# EXERCISE DIRECTIONS:
Identify all lines below that hold "text" and collect them.

# SUPPLIED INFORMATION:
┄┄┄┄┄┄┄┄┄┄┄┄┄┄┄┄┄┄┄┄
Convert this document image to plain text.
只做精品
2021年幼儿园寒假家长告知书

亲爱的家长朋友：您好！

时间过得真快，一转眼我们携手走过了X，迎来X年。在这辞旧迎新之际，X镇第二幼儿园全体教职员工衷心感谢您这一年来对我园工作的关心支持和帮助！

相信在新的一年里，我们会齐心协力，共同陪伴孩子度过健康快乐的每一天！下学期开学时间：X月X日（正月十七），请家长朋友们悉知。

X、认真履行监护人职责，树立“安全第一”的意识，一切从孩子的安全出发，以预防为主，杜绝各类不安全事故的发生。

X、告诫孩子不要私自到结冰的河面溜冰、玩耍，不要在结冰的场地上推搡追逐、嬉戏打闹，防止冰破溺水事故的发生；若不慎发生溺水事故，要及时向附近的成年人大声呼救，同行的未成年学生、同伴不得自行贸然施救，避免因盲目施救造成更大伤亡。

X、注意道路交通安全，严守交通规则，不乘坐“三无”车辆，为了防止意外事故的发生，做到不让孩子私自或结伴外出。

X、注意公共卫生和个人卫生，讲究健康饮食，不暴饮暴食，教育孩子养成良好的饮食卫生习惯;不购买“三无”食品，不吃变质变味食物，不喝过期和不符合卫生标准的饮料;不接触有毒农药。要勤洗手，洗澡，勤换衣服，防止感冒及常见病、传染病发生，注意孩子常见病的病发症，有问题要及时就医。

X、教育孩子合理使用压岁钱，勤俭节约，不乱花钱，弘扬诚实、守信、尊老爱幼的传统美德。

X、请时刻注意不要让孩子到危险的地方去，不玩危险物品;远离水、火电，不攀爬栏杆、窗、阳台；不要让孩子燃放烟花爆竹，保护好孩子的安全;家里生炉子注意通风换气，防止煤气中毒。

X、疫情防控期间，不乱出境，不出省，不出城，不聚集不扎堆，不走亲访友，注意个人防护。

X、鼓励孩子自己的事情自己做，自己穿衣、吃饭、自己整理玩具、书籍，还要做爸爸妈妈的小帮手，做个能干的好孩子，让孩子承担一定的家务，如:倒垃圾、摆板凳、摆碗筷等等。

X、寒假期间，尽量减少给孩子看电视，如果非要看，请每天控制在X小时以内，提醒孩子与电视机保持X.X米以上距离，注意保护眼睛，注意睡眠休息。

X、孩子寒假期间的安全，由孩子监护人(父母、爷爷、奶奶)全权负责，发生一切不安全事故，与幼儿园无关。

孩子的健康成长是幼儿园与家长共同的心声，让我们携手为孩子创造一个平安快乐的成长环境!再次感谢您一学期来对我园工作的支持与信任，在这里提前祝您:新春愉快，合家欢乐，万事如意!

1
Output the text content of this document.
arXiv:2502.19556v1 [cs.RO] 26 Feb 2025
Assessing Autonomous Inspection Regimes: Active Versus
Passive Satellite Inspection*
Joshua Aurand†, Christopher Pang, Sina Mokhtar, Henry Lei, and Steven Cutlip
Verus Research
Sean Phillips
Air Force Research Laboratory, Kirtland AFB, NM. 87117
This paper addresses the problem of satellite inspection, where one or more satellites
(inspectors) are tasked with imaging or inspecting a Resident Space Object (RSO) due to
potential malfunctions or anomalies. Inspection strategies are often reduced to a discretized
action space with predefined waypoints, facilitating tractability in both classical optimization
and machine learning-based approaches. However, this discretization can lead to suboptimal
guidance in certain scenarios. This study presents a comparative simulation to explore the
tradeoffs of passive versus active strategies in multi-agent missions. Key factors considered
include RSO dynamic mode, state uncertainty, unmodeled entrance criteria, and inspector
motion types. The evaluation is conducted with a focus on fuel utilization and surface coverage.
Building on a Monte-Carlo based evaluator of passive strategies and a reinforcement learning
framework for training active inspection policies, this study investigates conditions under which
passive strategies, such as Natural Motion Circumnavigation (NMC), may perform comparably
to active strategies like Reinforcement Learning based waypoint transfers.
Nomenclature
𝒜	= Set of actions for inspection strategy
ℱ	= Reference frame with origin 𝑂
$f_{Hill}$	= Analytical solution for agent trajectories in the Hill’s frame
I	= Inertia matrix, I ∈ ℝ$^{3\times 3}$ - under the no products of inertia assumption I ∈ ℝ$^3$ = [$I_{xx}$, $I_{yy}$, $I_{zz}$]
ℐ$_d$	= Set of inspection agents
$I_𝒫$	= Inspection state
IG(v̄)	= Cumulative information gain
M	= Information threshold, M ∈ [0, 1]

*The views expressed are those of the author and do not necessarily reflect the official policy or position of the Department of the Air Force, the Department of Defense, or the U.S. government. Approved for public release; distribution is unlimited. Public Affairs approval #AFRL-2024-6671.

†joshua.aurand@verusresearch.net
┄┄┄┄┄┄┄┄┄┄┄┄┄┄┄┄┄┄┄┄
# SOLUTION TO THIS PROBLEM:
Convert this document image to plain text.
Output the text content of this document.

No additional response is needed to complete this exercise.